• _SHORT TASK_: Give back the entire listing verbatim.

(Structured figure records)
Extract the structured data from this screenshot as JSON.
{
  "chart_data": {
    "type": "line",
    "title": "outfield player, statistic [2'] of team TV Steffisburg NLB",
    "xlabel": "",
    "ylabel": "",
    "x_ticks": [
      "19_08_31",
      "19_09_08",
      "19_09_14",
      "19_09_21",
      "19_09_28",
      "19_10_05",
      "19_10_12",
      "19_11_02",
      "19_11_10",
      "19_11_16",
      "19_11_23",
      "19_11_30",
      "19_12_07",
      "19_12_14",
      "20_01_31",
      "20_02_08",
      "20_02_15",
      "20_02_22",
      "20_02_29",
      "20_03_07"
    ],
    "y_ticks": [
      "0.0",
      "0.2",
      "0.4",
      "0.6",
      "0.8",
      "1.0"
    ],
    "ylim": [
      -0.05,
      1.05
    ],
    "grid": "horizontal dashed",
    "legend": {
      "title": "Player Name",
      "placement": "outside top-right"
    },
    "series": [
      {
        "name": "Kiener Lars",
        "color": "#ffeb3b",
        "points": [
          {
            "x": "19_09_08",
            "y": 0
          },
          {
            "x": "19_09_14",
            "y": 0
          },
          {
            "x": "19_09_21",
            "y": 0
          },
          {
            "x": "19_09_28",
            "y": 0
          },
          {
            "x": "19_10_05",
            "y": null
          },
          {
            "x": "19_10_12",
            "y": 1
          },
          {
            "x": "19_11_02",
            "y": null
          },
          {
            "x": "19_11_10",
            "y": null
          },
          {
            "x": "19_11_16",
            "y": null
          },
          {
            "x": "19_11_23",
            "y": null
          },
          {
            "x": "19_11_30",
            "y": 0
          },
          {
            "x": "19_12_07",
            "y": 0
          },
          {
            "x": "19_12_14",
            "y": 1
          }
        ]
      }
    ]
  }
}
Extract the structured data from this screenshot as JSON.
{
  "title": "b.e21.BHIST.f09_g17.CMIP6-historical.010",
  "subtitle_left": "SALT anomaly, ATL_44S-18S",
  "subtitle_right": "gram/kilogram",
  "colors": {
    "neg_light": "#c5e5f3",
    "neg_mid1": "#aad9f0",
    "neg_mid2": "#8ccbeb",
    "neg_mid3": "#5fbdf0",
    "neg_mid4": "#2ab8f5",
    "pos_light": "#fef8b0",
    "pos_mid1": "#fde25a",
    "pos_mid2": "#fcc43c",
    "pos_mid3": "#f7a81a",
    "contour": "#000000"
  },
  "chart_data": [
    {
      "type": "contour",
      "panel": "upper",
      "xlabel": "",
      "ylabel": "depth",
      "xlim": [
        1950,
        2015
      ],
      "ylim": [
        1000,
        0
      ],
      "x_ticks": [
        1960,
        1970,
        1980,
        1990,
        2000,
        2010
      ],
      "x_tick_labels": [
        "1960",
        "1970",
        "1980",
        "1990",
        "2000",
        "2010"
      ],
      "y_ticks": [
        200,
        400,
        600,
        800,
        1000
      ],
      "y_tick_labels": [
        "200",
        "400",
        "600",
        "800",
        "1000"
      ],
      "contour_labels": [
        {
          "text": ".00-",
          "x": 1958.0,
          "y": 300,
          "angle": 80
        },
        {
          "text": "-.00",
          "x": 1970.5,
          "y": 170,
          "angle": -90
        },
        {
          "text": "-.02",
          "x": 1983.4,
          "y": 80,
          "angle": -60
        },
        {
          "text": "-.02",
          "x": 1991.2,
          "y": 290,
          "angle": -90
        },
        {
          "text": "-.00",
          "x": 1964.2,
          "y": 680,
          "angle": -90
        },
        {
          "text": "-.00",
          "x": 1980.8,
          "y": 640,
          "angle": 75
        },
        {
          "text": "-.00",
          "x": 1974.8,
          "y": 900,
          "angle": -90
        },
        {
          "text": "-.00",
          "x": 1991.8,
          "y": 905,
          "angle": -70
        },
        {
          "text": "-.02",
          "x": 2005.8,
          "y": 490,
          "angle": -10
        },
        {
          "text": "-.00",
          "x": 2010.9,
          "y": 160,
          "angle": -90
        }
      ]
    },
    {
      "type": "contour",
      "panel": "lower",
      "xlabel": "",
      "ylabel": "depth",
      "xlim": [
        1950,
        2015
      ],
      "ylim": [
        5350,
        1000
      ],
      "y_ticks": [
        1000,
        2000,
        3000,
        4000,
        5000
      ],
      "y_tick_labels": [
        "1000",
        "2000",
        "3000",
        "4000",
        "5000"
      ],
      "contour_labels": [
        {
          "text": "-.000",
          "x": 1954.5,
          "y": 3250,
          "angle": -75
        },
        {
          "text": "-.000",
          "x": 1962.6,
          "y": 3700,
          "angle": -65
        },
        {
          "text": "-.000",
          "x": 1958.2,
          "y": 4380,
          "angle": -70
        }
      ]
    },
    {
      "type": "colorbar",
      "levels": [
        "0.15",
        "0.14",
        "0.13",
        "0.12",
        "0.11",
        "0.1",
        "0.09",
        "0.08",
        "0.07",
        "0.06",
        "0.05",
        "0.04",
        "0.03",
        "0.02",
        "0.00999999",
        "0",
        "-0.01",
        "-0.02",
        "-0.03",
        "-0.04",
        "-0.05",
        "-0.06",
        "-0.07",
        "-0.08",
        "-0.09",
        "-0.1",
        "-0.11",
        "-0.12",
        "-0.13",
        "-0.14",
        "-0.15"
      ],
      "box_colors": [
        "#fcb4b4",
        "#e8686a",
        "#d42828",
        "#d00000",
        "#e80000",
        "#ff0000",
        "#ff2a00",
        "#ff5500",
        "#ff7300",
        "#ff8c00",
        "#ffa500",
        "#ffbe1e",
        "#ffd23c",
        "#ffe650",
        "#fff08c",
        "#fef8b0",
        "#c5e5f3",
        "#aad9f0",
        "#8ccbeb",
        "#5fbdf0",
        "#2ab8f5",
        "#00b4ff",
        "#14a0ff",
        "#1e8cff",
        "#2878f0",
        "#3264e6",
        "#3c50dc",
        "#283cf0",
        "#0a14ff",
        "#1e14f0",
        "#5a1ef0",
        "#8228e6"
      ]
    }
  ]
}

• _WRITTEN SOLUTION_:
Extract the structured data from this screenshot as JSON.
{
  "chart_data": {
    "type": "line",
    "title": "outfield player, statistic [2'] of team TV Steffisburg NLB",
    "xlabel": "",
    "ylabel": "",
    "x_ticks": [
      "19_08_31",
      "19_09_08",
      "19_09_14",
      "19_09_21",
      "19_09_28",
      "19_10_05",
      "19_10_12",
      "19_11_02",
      "19_11_10",
      "19_11_16",
      "19_11_23",
      "19_11_30",
      "19_12_07",
      "19_12_14",
      "20_01_31",
      "20_02_08",
      "20_02_15",
      "20_02_22",
      "20_02_29",
      "20_03_07"
    ],
    "y_ticks": [
      "0.0",
      "0.2",
      "0.4",
      "0.6",
      "0.8",
      "1.0"
    ],
    "ylim": [
      -0.05,
      1.05
    ],
    "grid": "horizontal dashed",
    "legend": {
      "title": "Player Name",
      "placement": "outside top-right"
    },
    "series": [
      {
        "name": "Kiener Lars",
        "color": "#ffeb3b",
        "points": [
          {
            "x": "19_09_08",
            "y": 0
          },
          {
            "x": "19_09_14",
            "y": 0
          },
          {
            "x": "19_09_21",
            "y": 0
          },
          {
            "x": "19_09_28",
            "y": 0
          },
          {
            "x": "19_10_05",
            "y": null
          },
          {
            "x": "19_10_12",
            "y": 1
          },
          {
            "x": "19_11_02",
            "y": null
          },
          {
            "x": "19_11_10",
            "y": null
          },
          {
            "x": "19_11_16",
            "y": null
          },
          {
            "x": "19_11_23",
            "y": null
          },
          {
            "x": "19_11_30",
            "y": 0
          },
          {
            "x": "19_12_07",
            "y": 0
          },
          {
            "x": "19_12_14",
            "y": 1
          }
        ]
      }
    ]
  }
}
Extract the structured data from this screenshot as JSON.
{
  "title": "b.e21.BHIST.f09_g17.CMIP6-historical.010",
  "subtitle_left": "SALT anomaly, ATL_44S-18S",
  "subtitle_right": "gram/kilogram",
  "colors": {
    "neg_light": "#c5e5f3",
    "neg_mid1": "#aad9f0",
    "neg_mid2": "#8ccbeb",
    "neg_mid3": "#5fbdf0",
    "neg_mid4": "#2ab8f5",
    "pos_light": "#fef8b0",
    "pos_mid1": "#fde25a",
    "pos_mid2": "#fcc43c",
    "pos_mid3": "#f7a81a",
    "contour": "#000000"
  },
  "chart_data": [
    {
      "type": "contour",
      "panel": "upper",
      "xlabel": "",
      "ylabel": "depth",
      "xlim": [
        1950,
        2015
      ],
      "ylim": [
        1000,
        0
      ],
      "x_ticks": [
        1960,
        1970,
        1980,
        1990,
        2000,
        2010
      ],
      "x_tick_labels": [
        "1960",
        "1970",
        "1980",
        "1990",
        "2000",
        "2010"
      ],
      "y_ticks": [
        200,
        400,
        600,
        800,
        1000
      ],
      "y_tick_labels": [
        "200",
        "400",
        "600",
        "800",
        "1000"
      ],
      "contour_labels": [
        {
          "text": ".00-",
          "x": 1958.0,
          "y": 300,
          "angle": 80
        },
        {
          "text": "-.00",
          "x": 1970.5,
          "y": 170,
          "angle": -90
        },
        {
          "text": "-.02",
          "x": 1983.4,
          "y": 80,
          "angle": -60
        },
        {
          "text": "-.02",
          "x": 1991.2,
          "y": 290,
          "angle": -90
        },
        {
          "text": "-.00",
          "x": 1964.2,
          "y": 680,
          "angle": -90
        },
        {
          "text": "-.00",
          "x": 1980.8,
          "y": 640,
          "angle": 75
        },
        {
          "text": "-.00",
          "x": 1974.8,
          "y": 900,
          "angle": -90
        },
        {
          "text": "-.00",
          "x": 1991.8,
          "y": 905,
          "angle": -70
        },
        {
          "text": "-.02",
          "x": 2005.8,
          "y": 490,
          "angle": -10
        },
        {
          "text": "-.00",
          "x": 2010.9,
          "y": 160,
          "angle": -90
        }
      ]
    },
    {
      "type": "contour",
      "panel": "lower",
      "xlabel": "",
      "ylabel": "depth",
      "xlim": [
        1950,
        2015
      ],
      "ylim": [
        5350,
        1000
      ],
      "y_ticks": [
        1000,
        2000,
        3000,
        4000,
        5000
      ],
      "y_tick_labels": [
        "1000",
        "2000",
        "3000",
        "4000",
        "5000"
      ],
      "contour_labels": [
        {
          "text": "-.000",
          "x": 1954.5,
          "y": 3250,
          "angle": -75
        },
        {
          "text": "-.000",
          "x": 1962.6,
          "y": 3700,
          "angle": -65
        },
        {
          "text": "-.000",
          "x": 1958.2,
          "y": 4380,
          "angle": -70
        }
      ]
    },
    {
      "type": "colorbar",
      "levels": [
        "0.15",
        "0.14",
        "0.13",
        "0.12",
        "0.11",
        "0.1",
        "0.09",
        "0.08",
        "0.07",
        "0.06",
        "0.05",
        "0.04",
        "0.03",
        "0.02",
        "0.00999999",
        "0",
        "-0.01",
        "-0.02",
        "-0.03",
        "-0.04",
        "-0.05",
        "-0.06",
        "-0.07",
        "-0.08",
        "-0.09",
        "-0.1",
        "-0.11",
        "-0.12",
        "-0.13",
        "-0.14",
        "-0.15"
      ],
      "box_colors": [
        "#fcb4b4",
        "#e8686a",
        "#d42828",
        "#d00000",
        "#e80000",
        "#ff0000",
        "#ff2a00",
        "#ff5500",
        "#ff7300",
        "#ff8c00",
        "#ffa500",
        "#ffbe1e",
        "#ffd23c",
        "#ffe650",
        "#fff08c",
        "#fef8b0",
        "#c5e5f3",
        "#aad9f0",
        "#8ccbeb",
        "#5fbdf0",
        "#2ab8f5",
        "#00b4ff",
        "#14a0ff",
        "#1e8cff",
        "#2878f0",
        "#3264e6",
        "#3c50dc",
        "#283cf0",
        "#0a14ff",
        "#1e14f0",
        "#5a1ef0",
        "#8228e6"
      ]
    }
  ]
}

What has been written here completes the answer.